Return all lines from the listing below in which the string "this" occurs.

[BEGIN]

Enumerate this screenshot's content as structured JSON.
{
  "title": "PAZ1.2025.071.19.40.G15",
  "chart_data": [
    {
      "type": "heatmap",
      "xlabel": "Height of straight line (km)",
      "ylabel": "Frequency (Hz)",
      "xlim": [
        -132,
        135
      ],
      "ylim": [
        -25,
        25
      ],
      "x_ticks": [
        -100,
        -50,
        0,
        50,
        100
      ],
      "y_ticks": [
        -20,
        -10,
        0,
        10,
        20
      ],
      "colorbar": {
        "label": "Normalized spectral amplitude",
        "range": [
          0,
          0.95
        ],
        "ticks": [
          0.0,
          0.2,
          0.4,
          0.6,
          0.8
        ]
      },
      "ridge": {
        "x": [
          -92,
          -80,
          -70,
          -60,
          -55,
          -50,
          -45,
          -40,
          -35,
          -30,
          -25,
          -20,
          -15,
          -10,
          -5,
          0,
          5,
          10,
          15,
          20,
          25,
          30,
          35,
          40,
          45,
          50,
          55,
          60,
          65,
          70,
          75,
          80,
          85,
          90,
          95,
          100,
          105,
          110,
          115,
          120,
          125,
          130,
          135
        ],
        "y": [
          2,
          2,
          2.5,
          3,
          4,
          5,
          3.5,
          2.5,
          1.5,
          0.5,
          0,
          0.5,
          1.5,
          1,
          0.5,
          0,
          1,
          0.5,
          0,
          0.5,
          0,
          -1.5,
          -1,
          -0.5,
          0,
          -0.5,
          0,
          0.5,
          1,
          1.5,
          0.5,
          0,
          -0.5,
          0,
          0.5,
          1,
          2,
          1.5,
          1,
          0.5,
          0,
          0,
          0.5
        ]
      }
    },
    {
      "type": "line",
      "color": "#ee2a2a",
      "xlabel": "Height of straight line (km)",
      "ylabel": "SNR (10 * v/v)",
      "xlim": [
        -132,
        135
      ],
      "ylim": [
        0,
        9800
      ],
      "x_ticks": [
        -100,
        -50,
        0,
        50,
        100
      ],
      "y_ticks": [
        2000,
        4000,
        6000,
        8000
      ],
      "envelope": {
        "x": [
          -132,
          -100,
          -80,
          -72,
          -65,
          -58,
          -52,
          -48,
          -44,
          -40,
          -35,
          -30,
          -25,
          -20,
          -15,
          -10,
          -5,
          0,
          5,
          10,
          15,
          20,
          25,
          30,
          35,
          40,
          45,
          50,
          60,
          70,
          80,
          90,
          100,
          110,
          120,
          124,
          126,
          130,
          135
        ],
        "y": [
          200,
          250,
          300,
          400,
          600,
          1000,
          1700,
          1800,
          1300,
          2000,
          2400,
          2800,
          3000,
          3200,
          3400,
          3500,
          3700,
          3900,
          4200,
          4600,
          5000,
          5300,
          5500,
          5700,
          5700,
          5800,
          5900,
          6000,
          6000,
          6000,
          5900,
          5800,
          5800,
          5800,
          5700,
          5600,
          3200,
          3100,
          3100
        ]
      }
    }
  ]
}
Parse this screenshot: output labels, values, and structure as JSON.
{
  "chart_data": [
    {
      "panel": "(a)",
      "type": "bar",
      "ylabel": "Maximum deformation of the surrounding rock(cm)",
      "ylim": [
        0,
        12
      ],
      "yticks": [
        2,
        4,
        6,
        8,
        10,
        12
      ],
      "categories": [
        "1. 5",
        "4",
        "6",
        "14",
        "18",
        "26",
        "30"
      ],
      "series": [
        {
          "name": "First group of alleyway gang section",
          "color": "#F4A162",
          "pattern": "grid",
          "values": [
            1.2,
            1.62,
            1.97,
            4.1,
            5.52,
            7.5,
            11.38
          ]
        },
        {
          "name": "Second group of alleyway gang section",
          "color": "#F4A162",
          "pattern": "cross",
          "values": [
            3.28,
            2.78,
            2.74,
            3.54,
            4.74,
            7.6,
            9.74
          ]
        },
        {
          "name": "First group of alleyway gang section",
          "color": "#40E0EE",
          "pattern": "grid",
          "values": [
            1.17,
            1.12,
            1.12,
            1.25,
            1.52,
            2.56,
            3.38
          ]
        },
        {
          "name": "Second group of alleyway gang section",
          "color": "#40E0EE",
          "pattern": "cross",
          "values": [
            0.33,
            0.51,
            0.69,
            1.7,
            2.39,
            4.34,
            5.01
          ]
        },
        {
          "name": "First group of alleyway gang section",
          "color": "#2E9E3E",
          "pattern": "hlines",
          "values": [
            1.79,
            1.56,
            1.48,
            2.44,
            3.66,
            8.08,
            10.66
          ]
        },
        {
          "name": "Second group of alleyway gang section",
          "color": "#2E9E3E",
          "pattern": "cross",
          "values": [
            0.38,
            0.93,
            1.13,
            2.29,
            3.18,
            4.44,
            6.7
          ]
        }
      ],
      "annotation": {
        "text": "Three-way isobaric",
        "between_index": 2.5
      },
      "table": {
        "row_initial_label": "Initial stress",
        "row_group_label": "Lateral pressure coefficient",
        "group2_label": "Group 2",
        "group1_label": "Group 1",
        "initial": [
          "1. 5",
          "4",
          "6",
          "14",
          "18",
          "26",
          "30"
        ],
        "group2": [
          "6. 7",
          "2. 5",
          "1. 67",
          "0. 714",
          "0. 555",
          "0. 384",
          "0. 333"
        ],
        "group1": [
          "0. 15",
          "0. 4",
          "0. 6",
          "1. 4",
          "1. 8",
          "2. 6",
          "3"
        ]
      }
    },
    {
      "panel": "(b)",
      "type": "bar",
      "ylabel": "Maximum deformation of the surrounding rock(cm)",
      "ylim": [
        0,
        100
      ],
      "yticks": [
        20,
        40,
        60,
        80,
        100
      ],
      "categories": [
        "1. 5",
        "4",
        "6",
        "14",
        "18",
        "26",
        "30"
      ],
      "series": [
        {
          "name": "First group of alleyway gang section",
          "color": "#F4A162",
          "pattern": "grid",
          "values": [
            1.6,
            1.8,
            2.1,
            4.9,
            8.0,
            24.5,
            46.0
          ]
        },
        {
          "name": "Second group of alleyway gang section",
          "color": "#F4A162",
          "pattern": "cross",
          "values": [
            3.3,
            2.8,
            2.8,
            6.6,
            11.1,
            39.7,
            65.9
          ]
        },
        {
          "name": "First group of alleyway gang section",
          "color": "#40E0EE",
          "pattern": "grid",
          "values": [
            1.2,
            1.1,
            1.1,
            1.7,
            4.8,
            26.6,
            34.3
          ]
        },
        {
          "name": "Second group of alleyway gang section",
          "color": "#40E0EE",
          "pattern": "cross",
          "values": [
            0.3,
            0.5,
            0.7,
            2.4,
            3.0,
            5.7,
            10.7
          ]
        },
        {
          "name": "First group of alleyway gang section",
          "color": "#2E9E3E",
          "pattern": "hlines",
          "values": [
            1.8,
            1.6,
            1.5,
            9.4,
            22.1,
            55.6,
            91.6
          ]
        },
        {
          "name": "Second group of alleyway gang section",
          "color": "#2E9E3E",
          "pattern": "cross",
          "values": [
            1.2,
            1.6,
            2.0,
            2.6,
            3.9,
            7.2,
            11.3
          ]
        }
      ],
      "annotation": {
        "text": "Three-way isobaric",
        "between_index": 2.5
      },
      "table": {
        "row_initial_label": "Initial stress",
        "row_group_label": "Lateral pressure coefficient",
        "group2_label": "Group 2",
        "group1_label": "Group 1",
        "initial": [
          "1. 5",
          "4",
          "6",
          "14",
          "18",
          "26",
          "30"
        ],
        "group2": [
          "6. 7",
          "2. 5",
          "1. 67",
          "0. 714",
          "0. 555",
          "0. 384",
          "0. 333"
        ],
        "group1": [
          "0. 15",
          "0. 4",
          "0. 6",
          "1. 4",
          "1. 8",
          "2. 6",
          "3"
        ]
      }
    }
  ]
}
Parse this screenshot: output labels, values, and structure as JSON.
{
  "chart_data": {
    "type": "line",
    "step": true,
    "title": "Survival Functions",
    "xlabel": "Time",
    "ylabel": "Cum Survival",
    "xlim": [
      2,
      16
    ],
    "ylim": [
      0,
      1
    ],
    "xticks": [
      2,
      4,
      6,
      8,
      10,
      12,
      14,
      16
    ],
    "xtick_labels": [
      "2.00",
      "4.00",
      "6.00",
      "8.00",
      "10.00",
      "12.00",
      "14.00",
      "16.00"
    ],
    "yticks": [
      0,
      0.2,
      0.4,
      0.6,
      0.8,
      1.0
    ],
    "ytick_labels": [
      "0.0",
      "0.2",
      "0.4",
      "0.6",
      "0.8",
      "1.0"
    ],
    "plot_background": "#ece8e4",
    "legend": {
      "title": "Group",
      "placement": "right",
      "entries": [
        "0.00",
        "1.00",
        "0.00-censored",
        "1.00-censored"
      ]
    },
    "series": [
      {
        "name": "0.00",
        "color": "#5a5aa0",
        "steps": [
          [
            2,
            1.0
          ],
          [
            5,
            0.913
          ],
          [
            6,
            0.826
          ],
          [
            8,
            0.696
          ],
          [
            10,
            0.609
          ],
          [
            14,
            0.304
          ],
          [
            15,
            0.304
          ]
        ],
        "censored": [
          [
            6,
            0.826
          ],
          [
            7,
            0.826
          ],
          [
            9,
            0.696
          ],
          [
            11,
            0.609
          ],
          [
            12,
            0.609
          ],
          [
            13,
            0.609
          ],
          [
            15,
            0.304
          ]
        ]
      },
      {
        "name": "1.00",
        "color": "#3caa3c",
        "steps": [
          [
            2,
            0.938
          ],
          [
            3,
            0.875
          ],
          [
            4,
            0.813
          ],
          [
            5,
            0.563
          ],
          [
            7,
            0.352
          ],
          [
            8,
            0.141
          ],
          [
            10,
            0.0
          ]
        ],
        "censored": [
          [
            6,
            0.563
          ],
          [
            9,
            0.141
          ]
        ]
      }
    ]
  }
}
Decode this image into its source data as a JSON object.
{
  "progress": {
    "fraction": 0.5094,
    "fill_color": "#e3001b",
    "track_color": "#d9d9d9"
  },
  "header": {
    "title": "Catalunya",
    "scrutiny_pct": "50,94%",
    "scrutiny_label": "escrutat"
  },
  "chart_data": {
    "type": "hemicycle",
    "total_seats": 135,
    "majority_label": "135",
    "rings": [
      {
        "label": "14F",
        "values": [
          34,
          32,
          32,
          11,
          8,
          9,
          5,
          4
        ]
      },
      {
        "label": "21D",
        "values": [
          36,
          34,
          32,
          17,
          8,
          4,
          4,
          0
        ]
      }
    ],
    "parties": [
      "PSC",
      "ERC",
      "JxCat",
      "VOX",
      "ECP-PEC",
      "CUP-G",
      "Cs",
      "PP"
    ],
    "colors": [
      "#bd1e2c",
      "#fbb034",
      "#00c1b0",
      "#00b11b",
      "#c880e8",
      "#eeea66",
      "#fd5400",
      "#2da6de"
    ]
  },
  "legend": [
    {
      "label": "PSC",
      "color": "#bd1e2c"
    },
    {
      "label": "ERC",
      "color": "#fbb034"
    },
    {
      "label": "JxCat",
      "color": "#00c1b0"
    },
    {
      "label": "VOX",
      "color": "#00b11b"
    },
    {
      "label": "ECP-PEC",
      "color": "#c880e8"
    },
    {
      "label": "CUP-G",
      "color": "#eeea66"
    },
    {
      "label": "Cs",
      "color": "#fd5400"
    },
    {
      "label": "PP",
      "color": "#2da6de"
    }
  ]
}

[END]

Output of the task:
Enumerate this screenshot's content as structured JSON.
Parse this screenshot: output labels, values, and structure as JSON.
Parse this screenshot: output labels, values, and structure as JSON.
Decode this image into its source data as a JSON object.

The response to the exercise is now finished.